Copy every line of the data that includes the string "statului".

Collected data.

━━━━━━━━━━

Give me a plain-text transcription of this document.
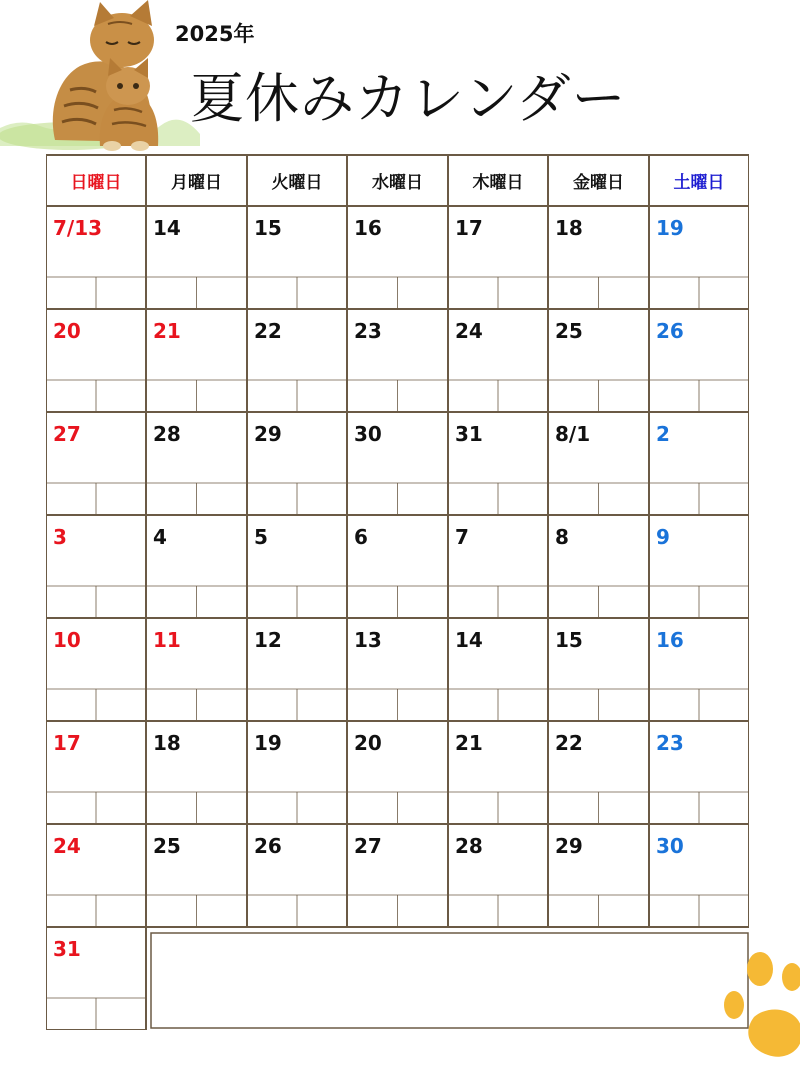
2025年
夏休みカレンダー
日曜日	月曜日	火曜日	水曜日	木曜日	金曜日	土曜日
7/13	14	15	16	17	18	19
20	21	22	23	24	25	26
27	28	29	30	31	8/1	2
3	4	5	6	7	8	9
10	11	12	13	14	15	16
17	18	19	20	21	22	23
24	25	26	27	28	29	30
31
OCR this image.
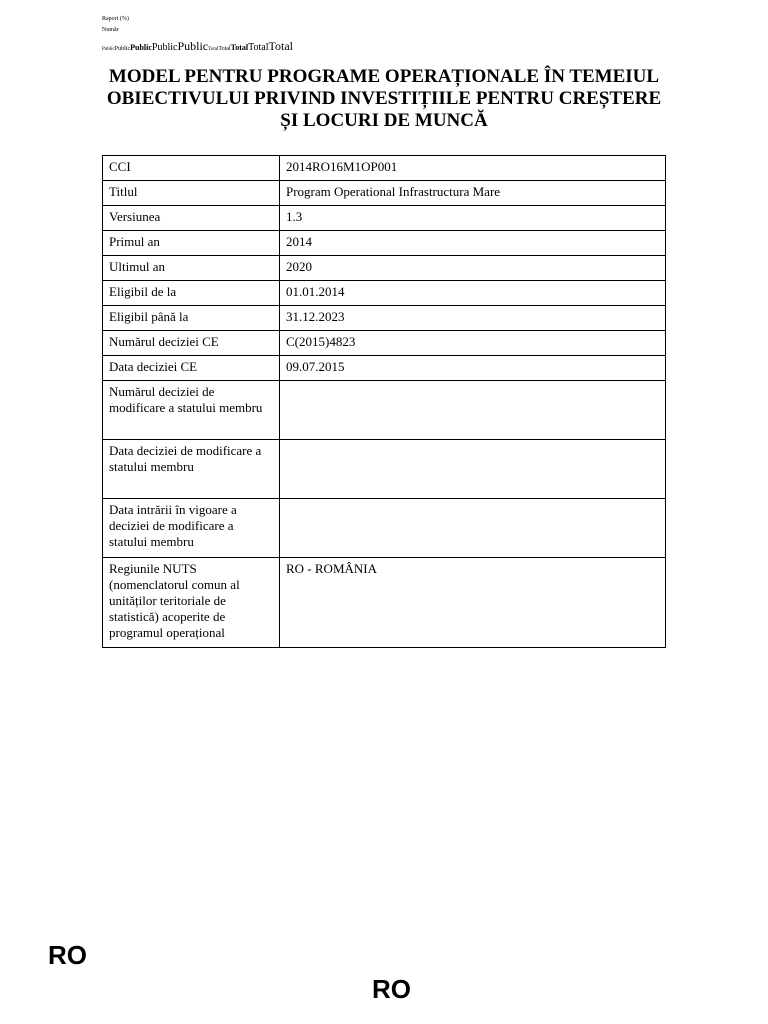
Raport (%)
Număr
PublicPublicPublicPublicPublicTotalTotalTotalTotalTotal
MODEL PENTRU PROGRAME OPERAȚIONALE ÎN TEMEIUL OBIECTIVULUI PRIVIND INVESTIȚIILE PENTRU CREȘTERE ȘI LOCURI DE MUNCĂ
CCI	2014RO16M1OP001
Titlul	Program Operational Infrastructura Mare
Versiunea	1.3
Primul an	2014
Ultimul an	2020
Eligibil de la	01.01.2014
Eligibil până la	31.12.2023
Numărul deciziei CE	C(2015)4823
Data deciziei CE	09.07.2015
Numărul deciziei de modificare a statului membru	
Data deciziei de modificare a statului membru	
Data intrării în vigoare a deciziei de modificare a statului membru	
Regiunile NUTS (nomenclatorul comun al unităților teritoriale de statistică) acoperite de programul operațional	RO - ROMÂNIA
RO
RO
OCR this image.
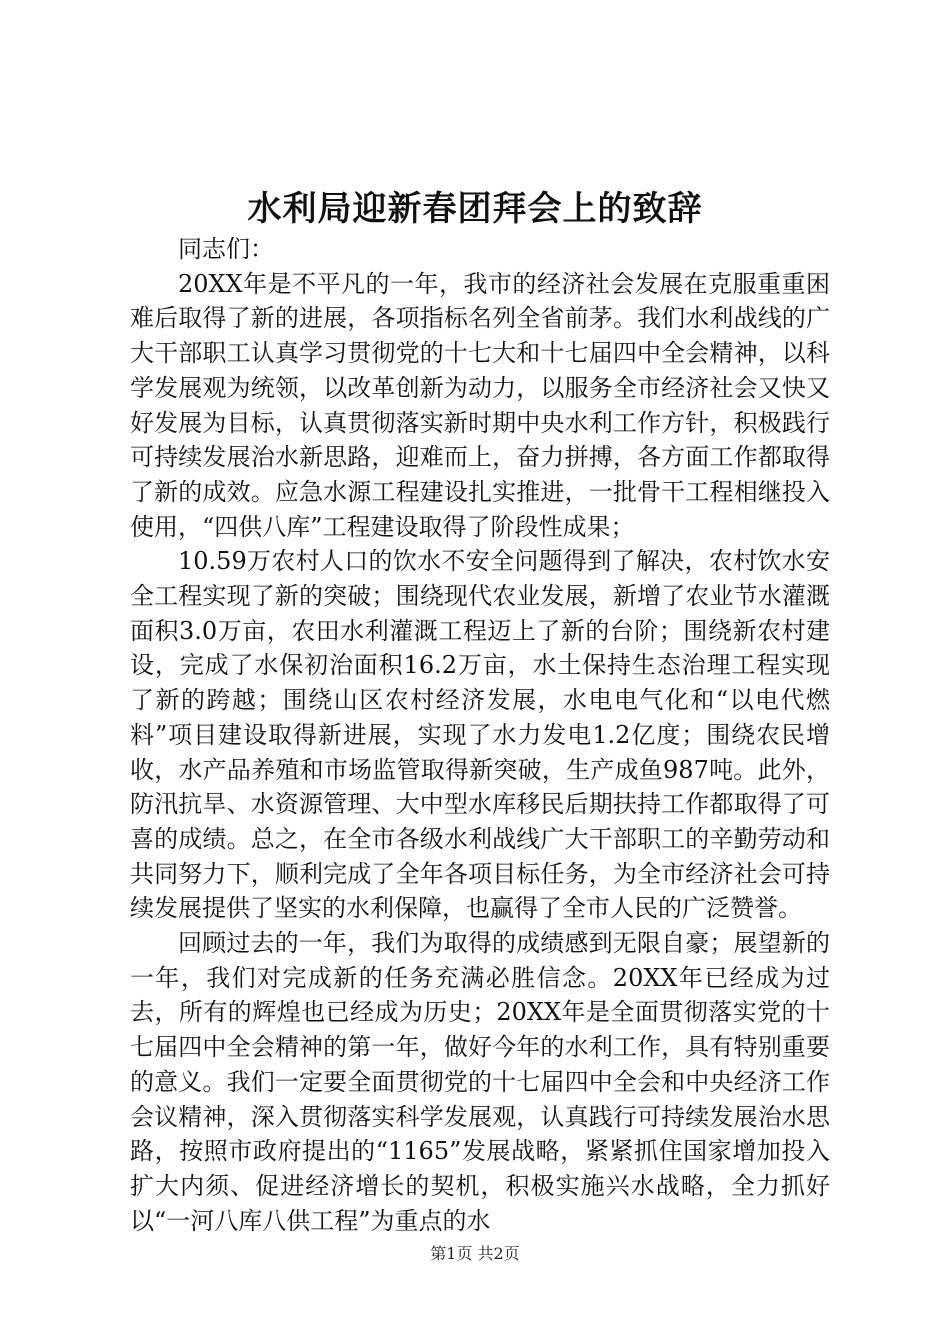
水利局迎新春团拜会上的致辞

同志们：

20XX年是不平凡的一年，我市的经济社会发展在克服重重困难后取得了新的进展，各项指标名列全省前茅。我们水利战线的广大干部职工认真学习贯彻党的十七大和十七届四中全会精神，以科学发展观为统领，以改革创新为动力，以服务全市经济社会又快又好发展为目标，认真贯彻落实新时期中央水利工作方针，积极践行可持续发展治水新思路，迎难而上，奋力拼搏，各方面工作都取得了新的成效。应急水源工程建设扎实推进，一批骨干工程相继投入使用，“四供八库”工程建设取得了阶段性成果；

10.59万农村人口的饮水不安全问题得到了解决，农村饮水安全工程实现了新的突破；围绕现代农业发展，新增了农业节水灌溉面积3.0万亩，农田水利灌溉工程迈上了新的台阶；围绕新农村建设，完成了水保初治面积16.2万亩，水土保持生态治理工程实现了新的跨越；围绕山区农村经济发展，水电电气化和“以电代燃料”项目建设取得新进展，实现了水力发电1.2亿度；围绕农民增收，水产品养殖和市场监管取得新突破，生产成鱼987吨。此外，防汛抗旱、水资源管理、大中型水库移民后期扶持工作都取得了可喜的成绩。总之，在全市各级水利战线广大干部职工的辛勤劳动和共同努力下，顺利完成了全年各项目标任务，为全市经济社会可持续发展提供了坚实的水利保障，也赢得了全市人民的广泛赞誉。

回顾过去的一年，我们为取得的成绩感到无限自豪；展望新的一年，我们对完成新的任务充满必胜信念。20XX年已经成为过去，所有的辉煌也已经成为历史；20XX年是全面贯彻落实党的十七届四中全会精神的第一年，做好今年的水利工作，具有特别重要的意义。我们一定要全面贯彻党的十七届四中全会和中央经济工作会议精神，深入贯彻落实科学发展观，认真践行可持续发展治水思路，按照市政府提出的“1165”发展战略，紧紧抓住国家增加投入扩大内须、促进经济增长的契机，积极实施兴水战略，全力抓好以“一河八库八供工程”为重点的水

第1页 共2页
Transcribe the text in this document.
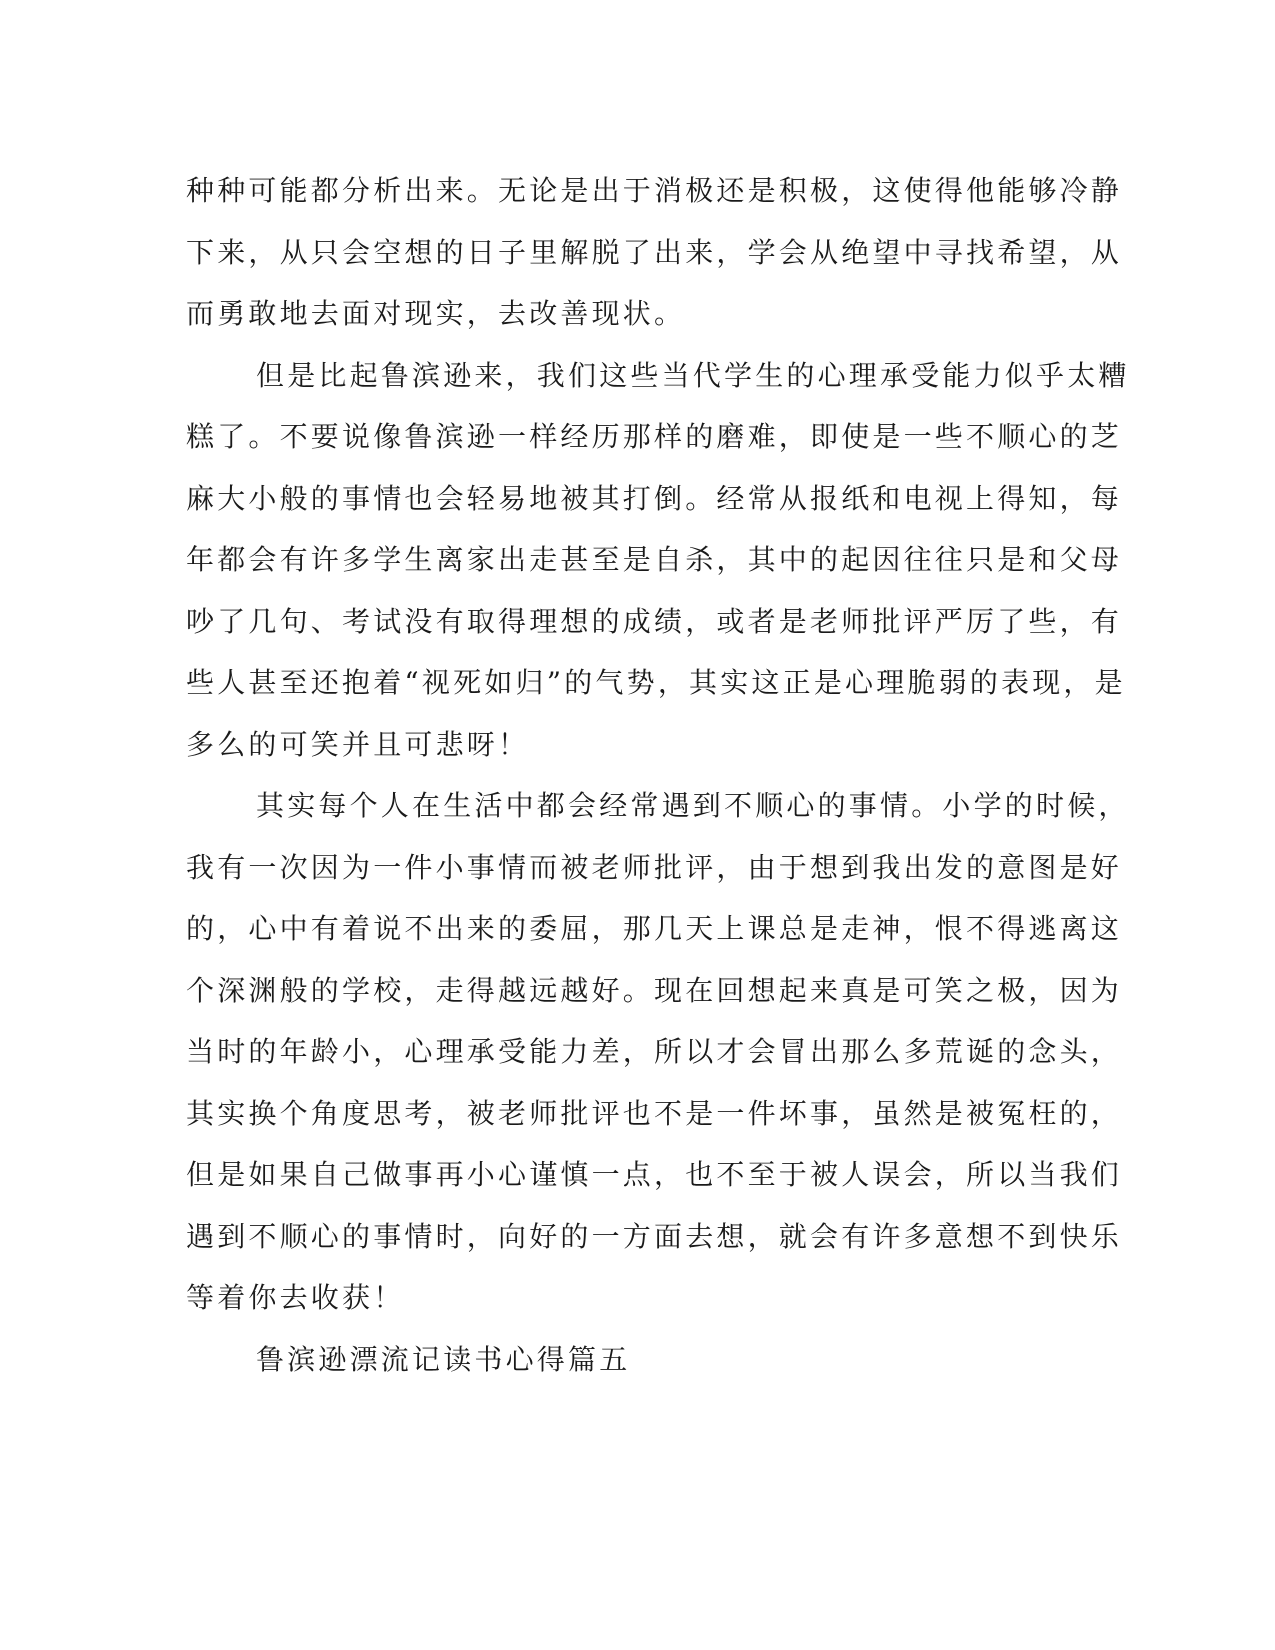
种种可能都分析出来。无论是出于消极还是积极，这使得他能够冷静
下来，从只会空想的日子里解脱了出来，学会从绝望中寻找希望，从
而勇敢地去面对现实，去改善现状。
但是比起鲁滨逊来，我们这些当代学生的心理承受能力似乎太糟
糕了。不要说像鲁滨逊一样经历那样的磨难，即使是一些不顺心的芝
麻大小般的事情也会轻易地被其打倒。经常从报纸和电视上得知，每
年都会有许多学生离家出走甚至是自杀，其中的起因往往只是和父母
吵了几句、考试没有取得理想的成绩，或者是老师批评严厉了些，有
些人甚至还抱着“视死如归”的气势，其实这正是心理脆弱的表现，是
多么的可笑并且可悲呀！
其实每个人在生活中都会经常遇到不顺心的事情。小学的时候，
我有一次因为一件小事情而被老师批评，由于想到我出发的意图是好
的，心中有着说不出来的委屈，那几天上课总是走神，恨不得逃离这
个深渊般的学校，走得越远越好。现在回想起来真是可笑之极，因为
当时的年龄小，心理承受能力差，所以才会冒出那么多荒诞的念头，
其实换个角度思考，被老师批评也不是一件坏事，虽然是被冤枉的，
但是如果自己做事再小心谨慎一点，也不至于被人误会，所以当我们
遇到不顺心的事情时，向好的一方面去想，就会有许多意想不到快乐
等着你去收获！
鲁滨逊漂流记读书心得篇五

━━━━━━━━━━

Exercise response.
Numărul deciziei de modificare a statului membru	
Data deciziei de modificare a statului membru	
Data intrării în vigoare a deciziei de modificare a statului membru	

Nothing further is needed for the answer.